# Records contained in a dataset
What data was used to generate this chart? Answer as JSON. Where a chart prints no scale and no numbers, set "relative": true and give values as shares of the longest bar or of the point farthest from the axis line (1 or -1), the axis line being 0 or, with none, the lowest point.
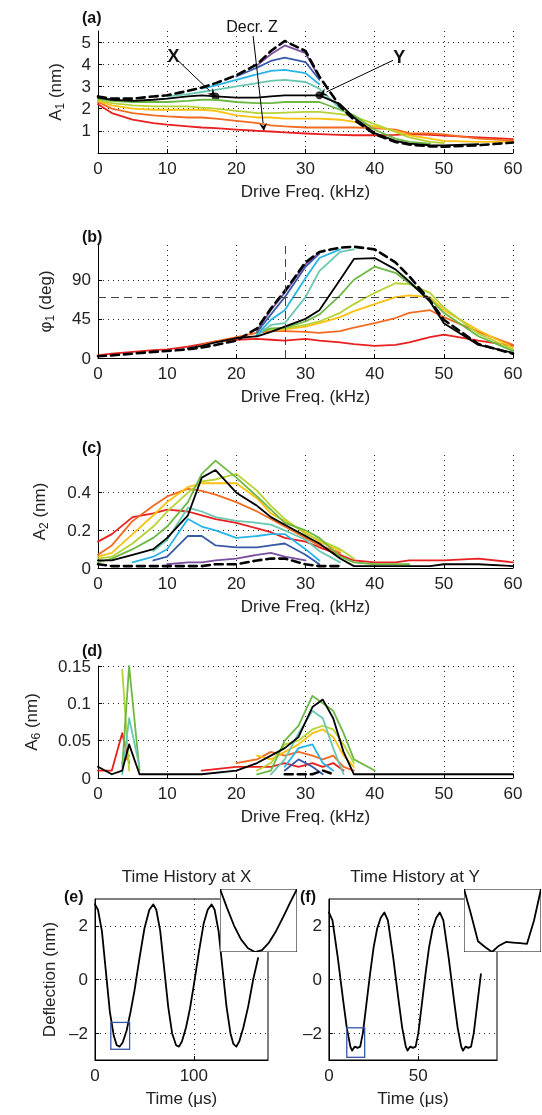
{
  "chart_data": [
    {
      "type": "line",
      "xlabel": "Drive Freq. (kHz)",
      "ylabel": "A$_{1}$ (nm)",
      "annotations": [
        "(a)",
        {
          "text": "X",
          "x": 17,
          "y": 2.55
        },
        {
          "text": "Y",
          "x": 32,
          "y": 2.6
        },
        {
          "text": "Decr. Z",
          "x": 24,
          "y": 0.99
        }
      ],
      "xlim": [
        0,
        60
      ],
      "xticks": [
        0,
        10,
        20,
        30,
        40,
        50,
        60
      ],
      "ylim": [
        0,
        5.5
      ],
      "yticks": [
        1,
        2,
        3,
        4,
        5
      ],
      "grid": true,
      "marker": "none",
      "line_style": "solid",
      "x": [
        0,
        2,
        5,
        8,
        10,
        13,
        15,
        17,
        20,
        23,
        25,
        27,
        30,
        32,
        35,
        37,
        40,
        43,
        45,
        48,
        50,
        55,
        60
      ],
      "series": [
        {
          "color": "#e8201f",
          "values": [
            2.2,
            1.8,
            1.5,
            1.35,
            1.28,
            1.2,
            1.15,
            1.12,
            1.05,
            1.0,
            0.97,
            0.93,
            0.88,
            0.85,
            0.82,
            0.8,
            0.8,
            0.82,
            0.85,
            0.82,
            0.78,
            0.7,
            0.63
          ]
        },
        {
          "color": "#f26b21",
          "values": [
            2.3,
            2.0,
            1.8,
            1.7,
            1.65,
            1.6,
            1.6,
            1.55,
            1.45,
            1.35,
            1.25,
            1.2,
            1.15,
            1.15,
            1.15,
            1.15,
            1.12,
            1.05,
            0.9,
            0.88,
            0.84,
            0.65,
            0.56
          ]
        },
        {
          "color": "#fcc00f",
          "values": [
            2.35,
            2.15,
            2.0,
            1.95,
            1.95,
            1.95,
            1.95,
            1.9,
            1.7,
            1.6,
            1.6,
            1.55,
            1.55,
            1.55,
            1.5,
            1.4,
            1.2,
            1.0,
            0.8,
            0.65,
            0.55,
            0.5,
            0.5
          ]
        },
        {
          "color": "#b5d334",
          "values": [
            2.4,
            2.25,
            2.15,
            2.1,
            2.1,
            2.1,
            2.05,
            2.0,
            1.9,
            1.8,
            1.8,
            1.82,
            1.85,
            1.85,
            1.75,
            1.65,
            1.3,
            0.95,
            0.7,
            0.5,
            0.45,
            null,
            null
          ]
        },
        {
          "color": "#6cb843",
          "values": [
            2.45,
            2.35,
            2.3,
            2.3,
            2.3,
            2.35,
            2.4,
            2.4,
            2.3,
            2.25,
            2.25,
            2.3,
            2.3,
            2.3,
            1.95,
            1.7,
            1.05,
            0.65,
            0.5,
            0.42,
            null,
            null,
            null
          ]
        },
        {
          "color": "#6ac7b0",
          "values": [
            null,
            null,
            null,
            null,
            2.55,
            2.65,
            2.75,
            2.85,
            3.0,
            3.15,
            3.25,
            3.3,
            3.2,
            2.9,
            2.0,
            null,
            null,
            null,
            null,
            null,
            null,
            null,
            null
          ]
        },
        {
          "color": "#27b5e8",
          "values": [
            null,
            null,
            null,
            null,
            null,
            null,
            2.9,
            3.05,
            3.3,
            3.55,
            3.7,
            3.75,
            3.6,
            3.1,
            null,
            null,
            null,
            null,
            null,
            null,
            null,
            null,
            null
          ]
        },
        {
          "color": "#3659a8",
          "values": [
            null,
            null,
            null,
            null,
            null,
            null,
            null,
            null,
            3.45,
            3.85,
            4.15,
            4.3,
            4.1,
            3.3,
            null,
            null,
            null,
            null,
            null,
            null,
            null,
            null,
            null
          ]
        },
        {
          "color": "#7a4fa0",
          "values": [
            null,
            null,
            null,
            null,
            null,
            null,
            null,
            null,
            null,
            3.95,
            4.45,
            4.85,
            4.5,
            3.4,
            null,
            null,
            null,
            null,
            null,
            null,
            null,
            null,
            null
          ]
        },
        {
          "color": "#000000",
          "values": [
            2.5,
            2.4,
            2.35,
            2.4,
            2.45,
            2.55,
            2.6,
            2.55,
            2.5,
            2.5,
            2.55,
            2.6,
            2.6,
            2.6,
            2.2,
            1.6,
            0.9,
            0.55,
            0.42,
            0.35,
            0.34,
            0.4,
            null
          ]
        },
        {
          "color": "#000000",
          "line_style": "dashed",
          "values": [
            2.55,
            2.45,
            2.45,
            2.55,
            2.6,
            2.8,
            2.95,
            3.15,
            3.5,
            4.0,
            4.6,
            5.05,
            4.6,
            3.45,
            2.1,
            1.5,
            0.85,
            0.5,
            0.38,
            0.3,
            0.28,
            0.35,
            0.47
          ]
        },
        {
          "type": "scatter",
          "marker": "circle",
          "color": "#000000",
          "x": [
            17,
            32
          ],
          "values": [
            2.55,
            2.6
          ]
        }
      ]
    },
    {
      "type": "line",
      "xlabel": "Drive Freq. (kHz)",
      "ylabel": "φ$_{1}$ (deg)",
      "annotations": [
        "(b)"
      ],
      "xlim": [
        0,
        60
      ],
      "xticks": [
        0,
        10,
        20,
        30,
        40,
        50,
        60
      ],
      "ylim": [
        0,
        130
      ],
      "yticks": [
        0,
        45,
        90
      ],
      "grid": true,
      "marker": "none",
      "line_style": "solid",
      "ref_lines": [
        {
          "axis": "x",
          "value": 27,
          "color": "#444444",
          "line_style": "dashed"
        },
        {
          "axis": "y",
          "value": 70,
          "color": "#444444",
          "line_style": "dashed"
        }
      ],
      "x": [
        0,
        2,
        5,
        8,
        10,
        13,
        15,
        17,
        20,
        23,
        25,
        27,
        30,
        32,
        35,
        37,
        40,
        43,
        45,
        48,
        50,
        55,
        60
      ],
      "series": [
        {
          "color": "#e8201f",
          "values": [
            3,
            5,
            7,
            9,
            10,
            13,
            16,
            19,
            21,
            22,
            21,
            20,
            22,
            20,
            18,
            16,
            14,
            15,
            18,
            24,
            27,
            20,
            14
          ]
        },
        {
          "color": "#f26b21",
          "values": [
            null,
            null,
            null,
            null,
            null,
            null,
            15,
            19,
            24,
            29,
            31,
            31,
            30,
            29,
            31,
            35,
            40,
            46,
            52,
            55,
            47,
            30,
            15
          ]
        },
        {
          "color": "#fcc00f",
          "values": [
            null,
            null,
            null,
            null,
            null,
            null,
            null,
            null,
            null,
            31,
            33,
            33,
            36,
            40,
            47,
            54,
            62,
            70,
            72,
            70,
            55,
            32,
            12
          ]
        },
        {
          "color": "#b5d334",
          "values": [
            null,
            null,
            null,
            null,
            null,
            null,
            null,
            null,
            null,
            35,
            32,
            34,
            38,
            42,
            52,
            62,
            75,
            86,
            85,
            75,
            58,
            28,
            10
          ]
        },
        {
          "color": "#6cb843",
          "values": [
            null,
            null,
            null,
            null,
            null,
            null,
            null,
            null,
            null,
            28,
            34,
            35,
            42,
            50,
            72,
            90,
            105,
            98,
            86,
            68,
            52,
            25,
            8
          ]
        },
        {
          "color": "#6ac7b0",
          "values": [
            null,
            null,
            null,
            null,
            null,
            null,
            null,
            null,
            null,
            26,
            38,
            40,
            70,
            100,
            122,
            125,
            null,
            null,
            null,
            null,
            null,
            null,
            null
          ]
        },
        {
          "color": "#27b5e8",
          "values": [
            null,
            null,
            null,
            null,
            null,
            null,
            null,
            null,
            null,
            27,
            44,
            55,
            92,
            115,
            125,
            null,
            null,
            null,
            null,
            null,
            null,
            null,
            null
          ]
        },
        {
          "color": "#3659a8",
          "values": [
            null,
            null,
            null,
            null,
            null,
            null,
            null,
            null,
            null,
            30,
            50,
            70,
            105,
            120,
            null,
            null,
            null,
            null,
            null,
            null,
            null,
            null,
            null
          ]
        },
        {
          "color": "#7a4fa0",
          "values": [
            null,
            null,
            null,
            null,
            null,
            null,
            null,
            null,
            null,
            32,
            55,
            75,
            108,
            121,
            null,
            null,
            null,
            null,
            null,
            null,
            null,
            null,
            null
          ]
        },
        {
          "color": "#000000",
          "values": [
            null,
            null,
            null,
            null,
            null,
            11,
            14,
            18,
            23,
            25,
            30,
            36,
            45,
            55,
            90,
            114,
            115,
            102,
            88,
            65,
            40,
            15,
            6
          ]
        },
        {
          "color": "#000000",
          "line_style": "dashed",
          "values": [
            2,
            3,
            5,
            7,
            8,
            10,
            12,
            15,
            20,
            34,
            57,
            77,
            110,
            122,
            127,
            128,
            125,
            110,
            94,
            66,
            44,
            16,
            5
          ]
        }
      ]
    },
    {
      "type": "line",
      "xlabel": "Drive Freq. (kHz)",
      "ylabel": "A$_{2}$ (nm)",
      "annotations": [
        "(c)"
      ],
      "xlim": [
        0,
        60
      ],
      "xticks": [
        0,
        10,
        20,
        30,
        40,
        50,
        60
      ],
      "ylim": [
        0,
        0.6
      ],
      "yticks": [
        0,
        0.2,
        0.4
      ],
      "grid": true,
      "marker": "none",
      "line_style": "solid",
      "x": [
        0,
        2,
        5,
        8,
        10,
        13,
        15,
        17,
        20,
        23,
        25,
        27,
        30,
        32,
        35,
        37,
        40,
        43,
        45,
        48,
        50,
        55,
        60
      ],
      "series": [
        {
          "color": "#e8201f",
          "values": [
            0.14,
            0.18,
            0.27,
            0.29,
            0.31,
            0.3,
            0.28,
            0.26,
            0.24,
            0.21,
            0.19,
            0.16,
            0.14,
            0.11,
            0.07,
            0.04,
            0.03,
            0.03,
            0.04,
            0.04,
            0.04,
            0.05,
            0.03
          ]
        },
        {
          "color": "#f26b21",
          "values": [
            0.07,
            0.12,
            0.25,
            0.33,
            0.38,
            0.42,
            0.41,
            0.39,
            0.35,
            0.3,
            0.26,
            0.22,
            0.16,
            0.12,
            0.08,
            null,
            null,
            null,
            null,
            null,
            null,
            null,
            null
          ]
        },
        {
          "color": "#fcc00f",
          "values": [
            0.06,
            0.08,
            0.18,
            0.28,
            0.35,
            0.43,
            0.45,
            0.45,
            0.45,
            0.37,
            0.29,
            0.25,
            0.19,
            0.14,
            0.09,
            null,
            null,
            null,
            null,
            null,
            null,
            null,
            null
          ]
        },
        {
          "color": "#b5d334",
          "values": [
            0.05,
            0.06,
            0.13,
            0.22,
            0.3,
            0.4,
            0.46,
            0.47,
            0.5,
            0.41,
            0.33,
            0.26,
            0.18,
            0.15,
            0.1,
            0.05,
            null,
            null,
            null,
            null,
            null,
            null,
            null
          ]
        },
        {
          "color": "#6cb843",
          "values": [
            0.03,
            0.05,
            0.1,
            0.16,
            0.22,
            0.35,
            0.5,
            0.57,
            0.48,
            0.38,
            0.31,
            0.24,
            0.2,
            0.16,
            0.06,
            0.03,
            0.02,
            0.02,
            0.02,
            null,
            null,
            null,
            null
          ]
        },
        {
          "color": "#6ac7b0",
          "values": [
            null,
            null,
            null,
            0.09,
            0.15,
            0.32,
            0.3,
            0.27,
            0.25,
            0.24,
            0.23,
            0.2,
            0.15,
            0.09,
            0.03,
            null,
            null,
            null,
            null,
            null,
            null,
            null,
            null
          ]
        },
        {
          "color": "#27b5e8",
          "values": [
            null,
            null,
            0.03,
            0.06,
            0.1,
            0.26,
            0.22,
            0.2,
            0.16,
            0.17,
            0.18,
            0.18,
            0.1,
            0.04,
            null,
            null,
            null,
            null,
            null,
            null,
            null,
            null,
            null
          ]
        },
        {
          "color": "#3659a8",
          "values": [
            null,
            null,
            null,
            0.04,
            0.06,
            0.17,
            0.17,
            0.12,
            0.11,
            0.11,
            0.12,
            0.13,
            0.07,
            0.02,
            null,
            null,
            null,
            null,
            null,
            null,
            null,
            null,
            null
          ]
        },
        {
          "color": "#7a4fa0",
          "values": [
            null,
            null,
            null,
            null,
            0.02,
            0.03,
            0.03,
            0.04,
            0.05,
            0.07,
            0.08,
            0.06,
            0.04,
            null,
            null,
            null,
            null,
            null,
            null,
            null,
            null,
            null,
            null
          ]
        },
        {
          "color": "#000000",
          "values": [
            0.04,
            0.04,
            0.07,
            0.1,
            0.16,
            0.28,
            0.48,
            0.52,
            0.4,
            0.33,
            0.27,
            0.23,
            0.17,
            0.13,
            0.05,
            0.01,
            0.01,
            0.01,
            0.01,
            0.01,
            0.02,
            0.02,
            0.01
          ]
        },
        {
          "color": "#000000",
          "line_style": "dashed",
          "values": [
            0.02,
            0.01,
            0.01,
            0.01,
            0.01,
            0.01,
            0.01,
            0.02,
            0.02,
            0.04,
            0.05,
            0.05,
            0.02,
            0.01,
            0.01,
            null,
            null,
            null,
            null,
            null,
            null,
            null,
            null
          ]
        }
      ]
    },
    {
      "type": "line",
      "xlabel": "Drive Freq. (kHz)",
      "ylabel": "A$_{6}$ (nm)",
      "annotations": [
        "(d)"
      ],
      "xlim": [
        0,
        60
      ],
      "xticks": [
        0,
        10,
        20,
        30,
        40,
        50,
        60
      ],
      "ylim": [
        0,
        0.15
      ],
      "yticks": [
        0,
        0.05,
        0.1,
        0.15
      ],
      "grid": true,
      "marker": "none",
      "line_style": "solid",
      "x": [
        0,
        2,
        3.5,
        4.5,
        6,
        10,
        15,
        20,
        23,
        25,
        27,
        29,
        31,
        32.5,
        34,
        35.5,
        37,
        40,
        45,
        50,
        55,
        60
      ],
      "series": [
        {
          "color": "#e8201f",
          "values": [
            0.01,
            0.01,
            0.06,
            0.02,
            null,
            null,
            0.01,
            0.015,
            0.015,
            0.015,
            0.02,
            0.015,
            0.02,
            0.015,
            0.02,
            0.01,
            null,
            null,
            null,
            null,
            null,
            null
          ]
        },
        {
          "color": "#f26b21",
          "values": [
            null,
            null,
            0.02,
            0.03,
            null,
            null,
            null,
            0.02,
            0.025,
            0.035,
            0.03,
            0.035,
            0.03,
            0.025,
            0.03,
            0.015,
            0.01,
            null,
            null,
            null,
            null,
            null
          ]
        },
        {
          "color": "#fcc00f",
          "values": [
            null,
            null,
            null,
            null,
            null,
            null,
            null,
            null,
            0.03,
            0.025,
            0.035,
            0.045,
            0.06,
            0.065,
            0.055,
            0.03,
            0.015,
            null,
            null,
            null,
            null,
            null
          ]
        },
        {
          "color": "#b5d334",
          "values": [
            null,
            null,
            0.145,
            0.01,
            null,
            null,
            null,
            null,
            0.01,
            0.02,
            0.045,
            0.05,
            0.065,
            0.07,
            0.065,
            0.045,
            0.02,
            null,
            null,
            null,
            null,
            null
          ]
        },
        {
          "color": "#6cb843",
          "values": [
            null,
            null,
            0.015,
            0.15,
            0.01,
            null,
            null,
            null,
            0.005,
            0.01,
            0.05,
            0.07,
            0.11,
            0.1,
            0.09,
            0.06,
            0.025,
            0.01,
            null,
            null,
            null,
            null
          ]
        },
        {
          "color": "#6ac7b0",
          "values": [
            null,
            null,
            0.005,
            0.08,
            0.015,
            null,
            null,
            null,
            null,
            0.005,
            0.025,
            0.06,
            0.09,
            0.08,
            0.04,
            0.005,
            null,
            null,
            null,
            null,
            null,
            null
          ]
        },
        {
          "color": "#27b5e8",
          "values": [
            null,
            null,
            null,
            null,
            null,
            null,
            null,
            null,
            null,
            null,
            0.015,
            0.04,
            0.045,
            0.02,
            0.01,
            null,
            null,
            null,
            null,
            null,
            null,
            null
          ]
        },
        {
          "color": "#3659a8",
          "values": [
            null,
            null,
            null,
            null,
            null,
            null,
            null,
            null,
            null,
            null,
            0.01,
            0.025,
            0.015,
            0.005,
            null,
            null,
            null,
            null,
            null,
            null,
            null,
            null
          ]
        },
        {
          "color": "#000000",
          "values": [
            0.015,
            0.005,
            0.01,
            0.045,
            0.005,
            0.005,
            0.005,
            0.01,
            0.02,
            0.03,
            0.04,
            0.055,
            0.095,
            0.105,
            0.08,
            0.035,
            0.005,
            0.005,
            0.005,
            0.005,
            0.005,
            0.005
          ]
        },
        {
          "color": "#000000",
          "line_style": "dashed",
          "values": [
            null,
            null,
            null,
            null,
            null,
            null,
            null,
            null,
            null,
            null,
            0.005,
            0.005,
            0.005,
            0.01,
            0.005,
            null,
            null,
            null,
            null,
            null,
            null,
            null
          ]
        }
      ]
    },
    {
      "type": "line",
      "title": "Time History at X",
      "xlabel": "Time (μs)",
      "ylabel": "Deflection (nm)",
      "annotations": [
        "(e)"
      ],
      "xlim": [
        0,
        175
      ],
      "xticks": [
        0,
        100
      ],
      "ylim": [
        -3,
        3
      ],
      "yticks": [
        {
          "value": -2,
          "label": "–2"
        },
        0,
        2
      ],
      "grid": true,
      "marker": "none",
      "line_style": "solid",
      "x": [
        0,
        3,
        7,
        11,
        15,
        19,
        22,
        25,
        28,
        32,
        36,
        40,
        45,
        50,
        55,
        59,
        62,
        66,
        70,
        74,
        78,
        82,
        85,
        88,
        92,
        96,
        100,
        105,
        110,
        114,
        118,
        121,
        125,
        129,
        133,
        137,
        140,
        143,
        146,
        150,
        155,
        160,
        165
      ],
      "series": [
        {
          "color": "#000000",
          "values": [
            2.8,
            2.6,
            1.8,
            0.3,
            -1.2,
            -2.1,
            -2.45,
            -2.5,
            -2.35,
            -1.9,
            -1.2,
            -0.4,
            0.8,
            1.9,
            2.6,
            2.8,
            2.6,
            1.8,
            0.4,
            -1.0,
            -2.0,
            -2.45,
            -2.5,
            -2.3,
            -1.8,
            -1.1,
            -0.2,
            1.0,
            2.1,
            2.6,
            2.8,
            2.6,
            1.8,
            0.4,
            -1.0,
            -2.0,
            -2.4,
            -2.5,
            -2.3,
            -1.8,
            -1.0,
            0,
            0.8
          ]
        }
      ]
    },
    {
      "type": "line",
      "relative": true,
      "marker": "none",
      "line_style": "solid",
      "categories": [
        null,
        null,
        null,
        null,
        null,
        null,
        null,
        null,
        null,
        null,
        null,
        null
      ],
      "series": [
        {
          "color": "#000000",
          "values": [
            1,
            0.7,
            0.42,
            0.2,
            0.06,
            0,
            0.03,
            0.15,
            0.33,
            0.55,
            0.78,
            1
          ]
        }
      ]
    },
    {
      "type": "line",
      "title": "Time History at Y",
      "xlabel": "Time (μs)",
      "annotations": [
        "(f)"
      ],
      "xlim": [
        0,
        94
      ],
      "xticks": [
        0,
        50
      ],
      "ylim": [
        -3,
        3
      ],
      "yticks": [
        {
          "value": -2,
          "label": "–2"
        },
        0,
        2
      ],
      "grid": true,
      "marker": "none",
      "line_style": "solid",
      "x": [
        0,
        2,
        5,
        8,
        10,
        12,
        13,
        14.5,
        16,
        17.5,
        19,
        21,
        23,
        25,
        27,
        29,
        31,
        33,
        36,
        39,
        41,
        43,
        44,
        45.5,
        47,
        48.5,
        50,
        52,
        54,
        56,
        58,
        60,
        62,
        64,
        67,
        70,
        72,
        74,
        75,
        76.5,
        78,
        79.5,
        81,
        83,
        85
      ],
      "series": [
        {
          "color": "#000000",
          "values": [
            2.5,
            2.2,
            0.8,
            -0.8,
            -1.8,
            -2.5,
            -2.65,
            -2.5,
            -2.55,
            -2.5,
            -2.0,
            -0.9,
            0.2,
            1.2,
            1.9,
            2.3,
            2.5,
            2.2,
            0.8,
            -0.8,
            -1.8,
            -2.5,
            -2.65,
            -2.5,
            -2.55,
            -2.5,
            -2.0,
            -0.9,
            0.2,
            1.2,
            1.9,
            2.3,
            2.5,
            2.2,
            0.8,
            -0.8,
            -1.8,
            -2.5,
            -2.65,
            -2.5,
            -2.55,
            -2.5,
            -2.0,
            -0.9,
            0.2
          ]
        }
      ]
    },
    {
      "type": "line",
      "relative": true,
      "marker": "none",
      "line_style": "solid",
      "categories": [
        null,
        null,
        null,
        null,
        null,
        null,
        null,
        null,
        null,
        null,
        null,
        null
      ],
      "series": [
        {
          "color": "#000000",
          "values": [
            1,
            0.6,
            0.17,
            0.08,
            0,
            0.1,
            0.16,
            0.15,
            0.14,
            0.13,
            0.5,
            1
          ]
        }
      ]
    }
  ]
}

* * *

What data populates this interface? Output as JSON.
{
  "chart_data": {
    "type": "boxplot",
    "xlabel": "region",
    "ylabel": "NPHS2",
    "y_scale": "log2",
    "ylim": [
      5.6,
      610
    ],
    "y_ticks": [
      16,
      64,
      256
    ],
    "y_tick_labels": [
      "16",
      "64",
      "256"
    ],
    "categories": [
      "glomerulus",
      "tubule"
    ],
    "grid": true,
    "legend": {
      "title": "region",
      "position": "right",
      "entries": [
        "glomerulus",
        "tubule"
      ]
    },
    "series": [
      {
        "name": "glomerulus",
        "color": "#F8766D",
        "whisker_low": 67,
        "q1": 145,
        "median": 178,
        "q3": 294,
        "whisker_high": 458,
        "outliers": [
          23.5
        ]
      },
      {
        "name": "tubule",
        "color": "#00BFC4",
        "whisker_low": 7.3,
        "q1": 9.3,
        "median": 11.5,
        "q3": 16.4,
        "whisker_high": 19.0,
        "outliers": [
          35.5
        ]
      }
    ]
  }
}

# EXERCISE REQUIREMENTS
Your answer should be a single number: how many lines of the material contain the word "axis".

# OUTPUT
3